> **Text provided**:
^^^^
SuperCache

Introduction

High-performance in-memory caching library for Elixir backed by partitioned ETS tables with experimental distributed cluster support. SuperCache provides transparent local and distributed modes with configurable consistency guarantees, batch operations, and multiple data structures.

Features

Partitioned ETS Storage — Reduces contention by splitting data across multiple ETS tables
Multiple Data Structures — Tuples, key-value namespaces, queues, stacks, and struct storage
Distributed Clustering — Automatic node discovery, partition assignment, and replication
Configurable Consistency — Choose between async, sync (quorum), or strong (WAL) replication
Batch Operations — High-throughput bulk writes with put_batch!/1, add_batch/2, remove_batch/2
Performance Optimized — Compile-time log elimination, partition resolution inlining, worker pools, and early termination quorum reads
Health Monitoring — Built-in cluster health checks with telemetry integration

Architecture

SuperCache contains 34 modules organized into 7 layers:

┌─────────────────────────────────────────────────────────────┐
│                    Application Layer                          │
│  SuperCache │ KeyValue │ Queue │ Stack │ Struct               │
└─────────────────────────┬───────────────────────────────────┘
                          │
┌─────────────────────────▼───────────────────────────────────┐
│                    Routing Layer                              │
│  Partition Router (local) │ Cluster Router (distributed)     │
│  Cluster.DistributedStore (shared helpers)                    │
└─────────────────────────┬───────────────────────────────────┘
                          │
┌─────────────────────────▼───────────────────────────────────┐
│                  Replication Layer                            │
│  Replicator (async/sync) │ WAL (strong) │ ThreePhaseCommit   │
└─────────────────────────┬───────────────────────────────────┘
                          │
┌─────────────────────────▼───────────────────────────────────┐
│                   Storage Layer                               │
│  Storage (ETS wrapper) │ EtsHolder (table lifecycle)         │
│  Partition (hashing) │ Partition.Holder (registry)           │
└─────────────────────────────────────────────────────────────┘

┌─────────────────────────────────────────────────────────────┐
│                Cluster Infrastructure                         │
│  Manager │ NodeMonitor │ HealthMonitor │ Metrics │ Stats     │
│  TxnRegistry │ Router                                        │
└─────────────────────────────────────────────────────────────┘

┌─────────────────────────────────────────────────────────────┐
│                Buffer System (lazy_put)                       │
│  Buffer (scheduler-affine) → Internal.Queue → Internal.Stream│
└─────────────────────────────────────────────────────────────┘

Module Overview

Layer	Modules	Responsibility
API	`SuperCache`, `KeyValue`, `Queue`, `Stack`, `Struct`	Public interfaces for all data structures
Routing	`Partition`, `Cluster.Router`, `Cluster.DistributedStore`	Hash-based partition routing and distributed request routing
Replication	`Cluster.Replicator`, `Cluster.WAL`, `Cluster.ThreePhaseCommit`	Async/sync/strong replication engines
Storage	`Storage`, `EtsHolder`, `Partition.Holder`	ETS table management and lifecycle
Cluster	`Cluster.Manager`, `Cluster.NodeMonitor`, `Cluster.HealthMonitor`	Membership, discovery, and health monitoring
Observability	`Cluster.Metrics`, `Cluster.Stats`, `Cluster.TxnRegistry`	Counters, latency tracking, and transaction logs
Buffer	`Buffer`, `Internal.Queue`, `Internal.Stream`	Scheduler-affine write buffers for `lazy_put/1`

Installation

Requirements: Erlang/OTP 25 or later, Elixir 1.15 or later.
^^^^
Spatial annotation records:
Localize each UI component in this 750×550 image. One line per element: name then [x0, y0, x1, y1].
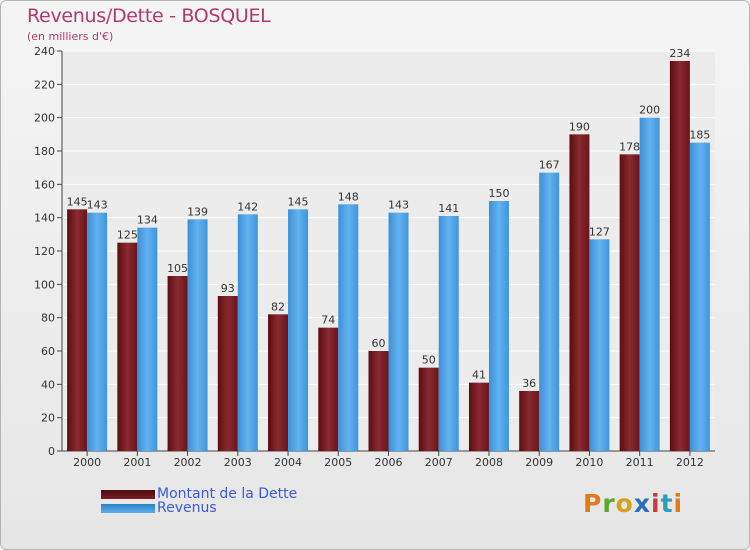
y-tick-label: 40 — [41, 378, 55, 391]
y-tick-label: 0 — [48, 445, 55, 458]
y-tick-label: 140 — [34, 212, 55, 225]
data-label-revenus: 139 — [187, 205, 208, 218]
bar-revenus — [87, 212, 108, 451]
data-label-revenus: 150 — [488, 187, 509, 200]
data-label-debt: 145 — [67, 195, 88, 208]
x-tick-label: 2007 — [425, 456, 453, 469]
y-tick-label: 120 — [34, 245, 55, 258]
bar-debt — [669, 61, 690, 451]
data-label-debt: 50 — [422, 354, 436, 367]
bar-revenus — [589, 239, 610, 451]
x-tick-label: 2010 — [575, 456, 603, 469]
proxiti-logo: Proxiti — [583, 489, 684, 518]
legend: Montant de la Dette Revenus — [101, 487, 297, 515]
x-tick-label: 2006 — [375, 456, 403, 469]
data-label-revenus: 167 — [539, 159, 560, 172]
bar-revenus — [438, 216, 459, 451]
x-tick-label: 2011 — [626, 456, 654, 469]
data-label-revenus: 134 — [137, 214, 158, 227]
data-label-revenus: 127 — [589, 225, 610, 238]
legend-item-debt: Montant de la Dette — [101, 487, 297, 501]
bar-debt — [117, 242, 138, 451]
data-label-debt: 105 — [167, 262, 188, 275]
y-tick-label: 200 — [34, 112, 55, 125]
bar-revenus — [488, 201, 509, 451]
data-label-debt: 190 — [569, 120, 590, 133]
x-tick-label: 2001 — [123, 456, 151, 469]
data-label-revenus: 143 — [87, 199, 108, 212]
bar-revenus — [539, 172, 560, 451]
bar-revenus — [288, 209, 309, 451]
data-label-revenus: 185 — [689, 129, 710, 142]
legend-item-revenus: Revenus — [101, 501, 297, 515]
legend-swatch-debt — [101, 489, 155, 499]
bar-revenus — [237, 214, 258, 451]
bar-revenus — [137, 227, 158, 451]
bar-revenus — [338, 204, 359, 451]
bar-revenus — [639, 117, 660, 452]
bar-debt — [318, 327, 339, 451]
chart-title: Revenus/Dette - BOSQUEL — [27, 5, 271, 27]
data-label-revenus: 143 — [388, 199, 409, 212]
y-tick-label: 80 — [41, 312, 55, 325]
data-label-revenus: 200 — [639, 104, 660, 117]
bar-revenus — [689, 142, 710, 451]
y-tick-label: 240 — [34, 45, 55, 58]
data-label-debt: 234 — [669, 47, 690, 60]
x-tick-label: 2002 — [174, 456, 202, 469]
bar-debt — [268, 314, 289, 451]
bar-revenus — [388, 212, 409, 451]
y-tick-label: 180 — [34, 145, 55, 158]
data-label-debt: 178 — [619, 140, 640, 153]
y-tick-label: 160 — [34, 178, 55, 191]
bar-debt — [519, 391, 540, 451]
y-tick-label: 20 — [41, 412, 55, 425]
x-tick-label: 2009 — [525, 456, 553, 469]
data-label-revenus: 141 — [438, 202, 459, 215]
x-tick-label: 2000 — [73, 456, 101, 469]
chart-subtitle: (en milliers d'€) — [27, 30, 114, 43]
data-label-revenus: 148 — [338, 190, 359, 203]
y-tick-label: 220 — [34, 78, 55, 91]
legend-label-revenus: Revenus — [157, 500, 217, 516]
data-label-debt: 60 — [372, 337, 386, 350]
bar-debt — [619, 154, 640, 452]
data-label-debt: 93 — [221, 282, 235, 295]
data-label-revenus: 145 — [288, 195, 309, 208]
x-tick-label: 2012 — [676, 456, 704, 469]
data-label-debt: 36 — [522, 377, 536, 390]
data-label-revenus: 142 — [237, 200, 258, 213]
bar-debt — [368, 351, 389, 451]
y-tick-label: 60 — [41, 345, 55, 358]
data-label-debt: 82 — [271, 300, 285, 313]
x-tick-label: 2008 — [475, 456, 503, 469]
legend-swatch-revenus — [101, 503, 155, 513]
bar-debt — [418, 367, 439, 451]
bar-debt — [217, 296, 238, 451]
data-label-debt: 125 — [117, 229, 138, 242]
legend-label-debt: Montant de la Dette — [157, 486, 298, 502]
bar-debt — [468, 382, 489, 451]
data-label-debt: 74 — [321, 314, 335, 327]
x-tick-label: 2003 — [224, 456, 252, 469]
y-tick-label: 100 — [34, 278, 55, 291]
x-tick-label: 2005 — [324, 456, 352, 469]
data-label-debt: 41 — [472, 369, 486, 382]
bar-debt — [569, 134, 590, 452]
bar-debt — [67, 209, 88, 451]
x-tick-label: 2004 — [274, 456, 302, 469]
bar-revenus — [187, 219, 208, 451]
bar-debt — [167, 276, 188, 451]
^^^^
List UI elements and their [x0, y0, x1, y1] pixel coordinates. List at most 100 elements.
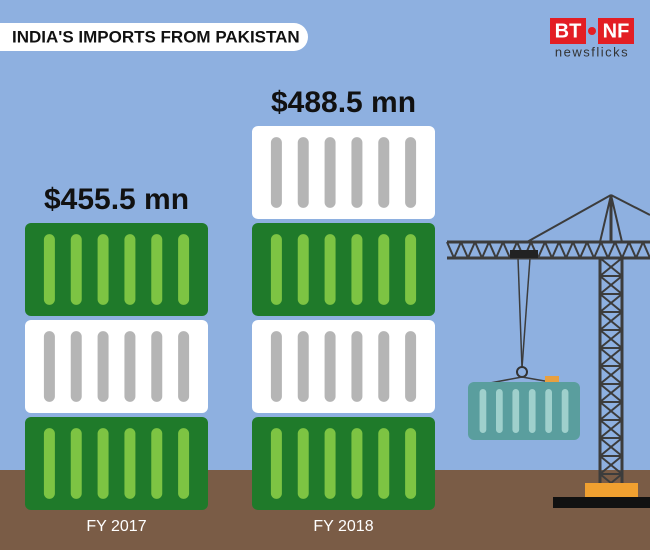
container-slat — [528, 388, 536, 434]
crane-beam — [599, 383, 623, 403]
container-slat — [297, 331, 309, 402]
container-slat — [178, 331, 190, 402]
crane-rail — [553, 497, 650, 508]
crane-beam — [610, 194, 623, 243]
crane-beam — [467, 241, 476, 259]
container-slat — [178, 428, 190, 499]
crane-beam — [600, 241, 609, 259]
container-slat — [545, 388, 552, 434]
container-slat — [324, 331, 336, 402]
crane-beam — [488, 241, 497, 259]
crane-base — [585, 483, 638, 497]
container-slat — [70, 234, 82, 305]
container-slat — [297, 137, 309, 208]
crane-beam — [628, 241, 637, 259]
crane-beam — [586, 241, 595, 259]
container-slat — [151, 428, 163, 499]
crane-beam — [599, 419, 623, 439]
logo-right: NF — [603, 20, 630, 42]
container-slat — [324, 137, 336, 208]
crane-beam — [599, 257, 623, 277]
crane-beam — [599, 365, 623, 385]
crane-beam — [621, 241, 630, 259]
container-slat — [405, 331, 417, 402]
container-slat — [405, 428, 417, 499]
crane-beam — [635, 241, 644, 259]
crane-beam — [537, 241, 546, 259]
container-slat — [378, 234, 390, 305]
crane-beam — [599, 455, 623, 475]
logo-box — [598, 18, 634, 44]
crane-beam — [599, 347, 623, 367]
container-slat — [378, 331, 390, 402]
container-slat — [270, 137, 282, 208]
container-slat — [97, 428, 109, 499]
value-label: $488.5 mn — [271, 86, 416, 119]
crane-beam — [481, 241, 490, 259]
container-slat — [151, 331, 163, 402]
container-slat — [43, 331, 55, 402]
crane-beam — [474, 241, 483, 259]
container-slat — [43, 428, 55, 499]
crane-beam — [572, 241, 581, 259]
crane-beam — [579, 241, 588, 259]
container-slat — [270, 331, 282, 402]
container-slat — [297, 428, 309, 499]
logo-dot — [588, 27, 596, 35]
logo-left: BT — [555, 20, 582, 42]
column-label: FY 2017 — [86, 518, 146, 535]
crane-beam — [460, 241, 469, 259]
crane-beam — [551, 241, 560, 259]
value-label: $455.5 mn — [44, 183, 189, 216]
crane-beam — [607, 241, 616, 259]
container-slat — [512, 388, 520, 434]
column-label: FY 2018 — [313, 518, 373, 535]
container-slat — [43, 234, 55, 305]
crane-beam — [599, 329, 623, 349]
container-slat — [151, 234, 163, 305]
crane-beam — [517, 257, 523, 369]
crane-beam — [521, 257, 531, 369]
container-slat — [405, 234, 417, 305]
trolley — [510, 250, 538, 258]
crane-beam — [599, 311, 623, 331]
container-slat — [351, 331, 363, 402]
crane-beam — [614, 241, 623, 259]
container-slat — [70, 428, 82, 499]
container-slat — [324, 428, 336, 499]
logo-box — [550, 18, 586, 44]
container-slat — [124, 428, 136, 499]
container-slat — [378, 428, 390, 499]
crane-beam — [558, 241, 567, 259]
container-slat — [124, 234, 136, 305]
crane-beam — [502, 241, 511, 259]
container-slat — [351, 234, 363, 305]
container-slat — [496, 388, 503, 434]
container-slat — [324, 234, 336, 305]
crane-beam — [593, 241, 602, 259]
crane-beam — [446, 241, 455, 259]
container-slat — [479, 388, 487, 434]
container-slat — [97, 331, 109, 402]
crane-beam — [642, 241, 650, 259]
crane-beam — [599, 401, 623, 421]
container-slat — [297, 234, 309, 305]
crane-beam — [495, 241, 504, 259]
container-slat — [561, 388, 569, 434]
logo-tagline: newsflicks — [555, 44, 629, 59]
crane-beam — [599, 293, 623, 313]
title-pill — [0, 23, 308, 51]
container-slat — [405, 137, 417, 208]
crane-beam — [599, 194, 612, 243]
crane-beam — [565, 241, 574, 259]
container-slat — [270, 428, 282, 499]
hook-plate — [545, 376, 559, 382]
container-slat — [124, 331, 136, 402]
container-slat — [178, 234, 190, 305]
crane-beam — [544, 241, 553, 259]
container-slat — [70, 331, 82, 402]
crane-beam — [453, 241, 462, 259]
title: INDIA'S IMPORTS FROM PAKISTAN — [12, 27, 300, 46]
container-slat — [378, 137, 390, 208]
^^^^
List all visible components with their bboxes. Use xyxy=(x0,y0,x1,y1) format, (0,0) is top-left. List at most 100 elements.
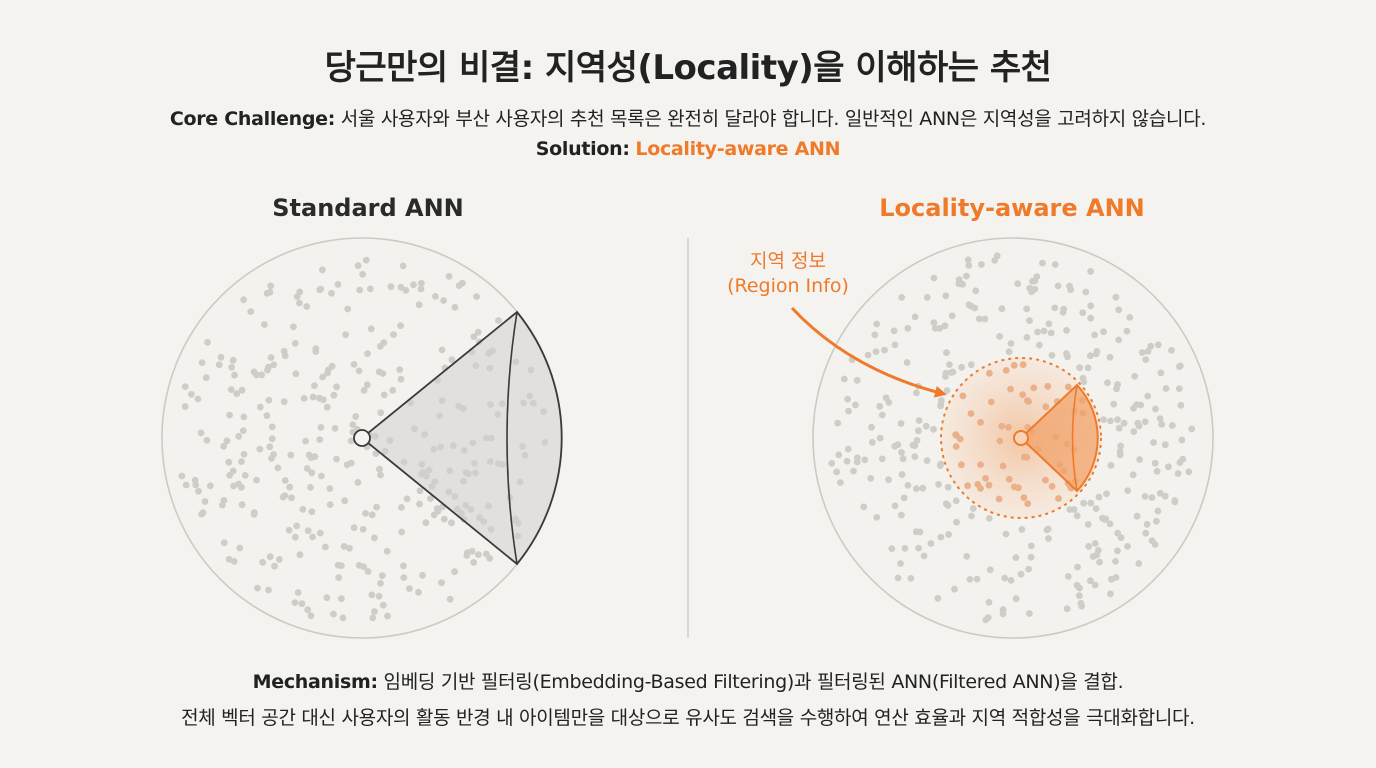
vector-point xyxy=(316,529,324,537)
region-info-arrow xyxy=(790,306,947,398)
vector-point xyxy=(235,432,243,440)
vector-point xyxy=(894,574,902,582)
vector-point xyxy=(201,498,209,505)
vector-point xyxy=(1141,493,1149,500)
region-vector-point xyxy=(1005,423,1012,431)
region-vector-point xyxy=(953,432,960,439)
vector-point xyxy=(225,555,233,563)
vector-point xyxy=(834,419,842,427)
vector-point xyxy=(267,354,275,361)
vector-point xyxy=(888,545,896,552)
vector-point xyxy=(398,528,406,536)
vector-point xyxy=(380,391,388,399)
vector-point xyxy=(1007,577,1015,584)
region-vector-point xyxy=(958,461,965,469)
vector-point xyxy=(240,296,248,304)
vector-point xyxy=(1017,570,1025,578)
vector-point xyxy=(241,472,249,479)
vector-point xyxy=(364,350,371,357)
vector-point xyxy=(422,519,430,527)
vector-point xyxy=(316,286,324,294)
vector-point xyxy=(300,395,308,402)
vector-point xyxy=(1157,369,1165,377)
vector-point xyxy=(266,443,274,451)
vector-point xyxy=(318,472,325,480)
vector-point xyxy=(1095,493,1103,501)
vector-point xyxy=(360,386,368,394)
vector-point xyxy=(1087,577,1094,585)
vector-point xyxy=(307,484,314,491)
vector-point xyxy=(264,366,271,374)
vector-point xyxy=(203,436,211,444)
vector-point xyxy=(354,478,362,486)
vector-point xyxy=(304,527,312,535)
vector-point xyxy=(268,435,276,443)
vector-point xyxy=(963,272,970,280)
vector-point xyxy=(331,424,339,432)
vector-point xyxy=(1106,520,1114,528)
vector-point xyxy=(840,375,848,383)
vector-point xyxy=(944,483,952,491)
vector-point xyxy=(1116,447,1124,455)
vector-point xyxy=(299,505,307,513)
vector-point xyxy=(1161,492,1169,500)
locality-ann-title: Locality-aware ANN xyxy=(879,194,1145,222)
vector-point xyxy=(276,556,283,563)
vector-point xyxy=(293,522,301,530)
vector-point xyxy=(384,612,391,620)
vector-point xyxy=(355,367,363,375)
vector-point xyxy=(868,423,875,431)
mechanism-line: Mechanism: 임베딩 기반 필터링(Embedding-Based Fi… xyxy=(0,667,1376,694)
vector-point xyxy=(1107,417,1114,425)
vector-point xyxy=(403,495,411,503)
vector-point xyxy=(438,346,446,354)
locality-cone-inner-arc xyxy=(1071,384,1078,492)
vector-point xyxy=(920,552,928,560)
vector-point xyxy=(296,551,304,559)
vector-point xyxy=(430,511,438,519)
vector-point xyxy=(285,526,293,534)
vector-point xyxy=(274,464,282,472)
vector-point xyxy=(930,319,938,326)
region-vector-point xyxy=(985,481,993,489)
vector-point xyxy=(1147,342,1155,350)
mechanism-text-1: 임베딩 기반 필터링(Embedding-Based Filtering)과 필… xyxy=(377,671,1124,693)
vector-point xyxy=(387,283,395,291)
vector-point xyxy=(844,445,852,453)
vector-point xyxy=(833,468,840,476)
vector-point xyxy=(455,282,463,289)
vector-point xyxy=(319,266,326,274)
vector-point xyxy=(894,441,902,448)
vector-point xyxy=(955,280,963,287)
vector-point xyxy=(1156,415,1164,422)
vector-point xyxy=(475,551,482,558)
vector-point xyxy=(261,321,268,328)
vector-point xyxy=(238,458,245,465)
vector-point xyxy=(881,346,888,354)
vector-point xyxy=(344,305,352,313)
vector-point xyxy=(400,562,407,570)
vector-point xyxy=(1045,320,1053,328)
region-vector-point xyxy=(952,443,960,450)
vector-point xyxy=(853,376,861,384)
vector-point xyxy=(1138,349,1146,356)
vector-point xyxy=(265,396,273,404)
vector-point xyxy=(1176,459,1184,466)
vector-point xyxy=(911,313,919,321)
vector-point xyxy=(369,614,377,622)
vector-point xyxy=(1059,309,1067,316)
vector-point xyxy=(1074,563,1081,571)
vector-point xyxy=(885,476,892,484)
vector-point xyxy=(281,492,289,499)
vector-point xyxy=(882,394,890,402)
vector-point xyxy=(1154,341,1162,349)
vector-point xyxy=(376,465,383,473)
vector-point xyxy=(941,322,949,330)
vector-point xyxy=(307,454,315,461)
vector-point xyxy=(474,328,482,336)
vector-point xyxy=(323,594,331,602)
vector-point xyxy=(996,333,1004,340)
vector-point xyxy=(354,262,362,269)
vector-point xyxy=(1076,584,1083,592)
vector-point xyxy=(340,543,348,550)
^^^^
> **Work instructions**:
• 1. Can you reproduce the SuperCache introduction word for word between "High-performance in-memory caching" and "multiple data structures.", inclusive?
• 2. In the records between the lines holding "vector-point xyxy=(316,529,324,537)" and "vector-point xyxy=(403,495,411,503)", inclusive, could you swap "mechanism-line" for "caption-line" and give back only those lines, otherwise unchanged?
These records bear no relation to the SuperCache introduction.

> **Solved problems**:
• 1.
High-performance in-memory caching library for Elixir backed by partitioned ETS tables with experimental distributed cluster support. SuperCache provides transparent local and distributed modes with configurable consistency guarantees, batch operations, and multiple data structures.

• 2.
vector-point xyxy=(316,529,324,537)
region-info-arrow xyxy=(790,306,947,398)
vector-point xyxy=(235,432,243,440)
vector-point xyxy=(894,574,902,582)
vector-point xyxy=(201,498,209,505)
vector-point xyxy=(1141,493,1149,500)
region-vector-point xyxy=(1005,423,1012,431)
region-vector-point xyxy=(953,432,960,439)
vector-point xyxy=(225,555,233,563)
vector-point xyxy=(834,419,842,427)
vector-point xyxy=(267,354,275,361)
vector-point xyxy=(888,545,896,552)
vector-point xyxy=(398,528,406,536)
vector-point xyxy=(380,391,388,399)
vector-point xyxy=(1007,577,1015,584)
region-vector-point xyxy=(958,461,965,469)
vector-point xyxy=(240,296,248,304)
vector-point xyxy=(1017,570,1025,578)
vector-point xyxy=(241,472,249,479)
vector-point xyxy=(364,350,371,357)
vector-point xyxy=(422,519,430,527)
vector-point xyxy=(316,286,324,294)
vector-point xyxy=(300,395,308,402)
vector-point xyxy=(1157,369,1165,377)
vector-point xyxy=(266,443,274,451)
vector-point xyxy=(318,472,325,480)
vector-point xyxy=(1095,493,1103,501)
vector-point xyxy=(360,386,368,394)
vector-point xyxy=(1087,577,1094,585)
vector-point xyxy=(307,484,314,491)
vector-point xyxy=(264,366,271,374)
vector-point xyxy=(203,436,211,444)
vector-point xyxy=(354,478,362,486)
vector-point xyxy=(304,527,312,535)
vector-point xyxy=(268,435,276,443)
vector-point xyxy=(963,272,970,280)
vector-point xyxy=(331,424,339,432)
vector-point xyxy=(1106,520,1114,528)
vector-point xyxy=(840,375,848,383)
vector-point xyxy=(944,483,952,491)
vector-point xyxy=(1116,447,1124,455)
vector-point xyxy=(299,505,307,513)
vector-point xyxy=(1161,492,1169,500)
locality-ann-title: Locality-aware ANN xyxy=(879,194,1145,222)
vector-point xyxy=(276,556,283,563)
vector-point xyxy=(293,522,301,530)
vector-point xyxy=(384,612,391,620)
vector-point xyxy=(355,367,363,375)
vector-point xyxy=(868,423,875,431)
caption-line: Mechanism: 임베딩 기반 필터링(Embedding-Based Fi… xyxy=(0,667,1376,694)
vector-point xyxy=(1107,417,1114,425)
vector-point xyxy=(403,495,411,503)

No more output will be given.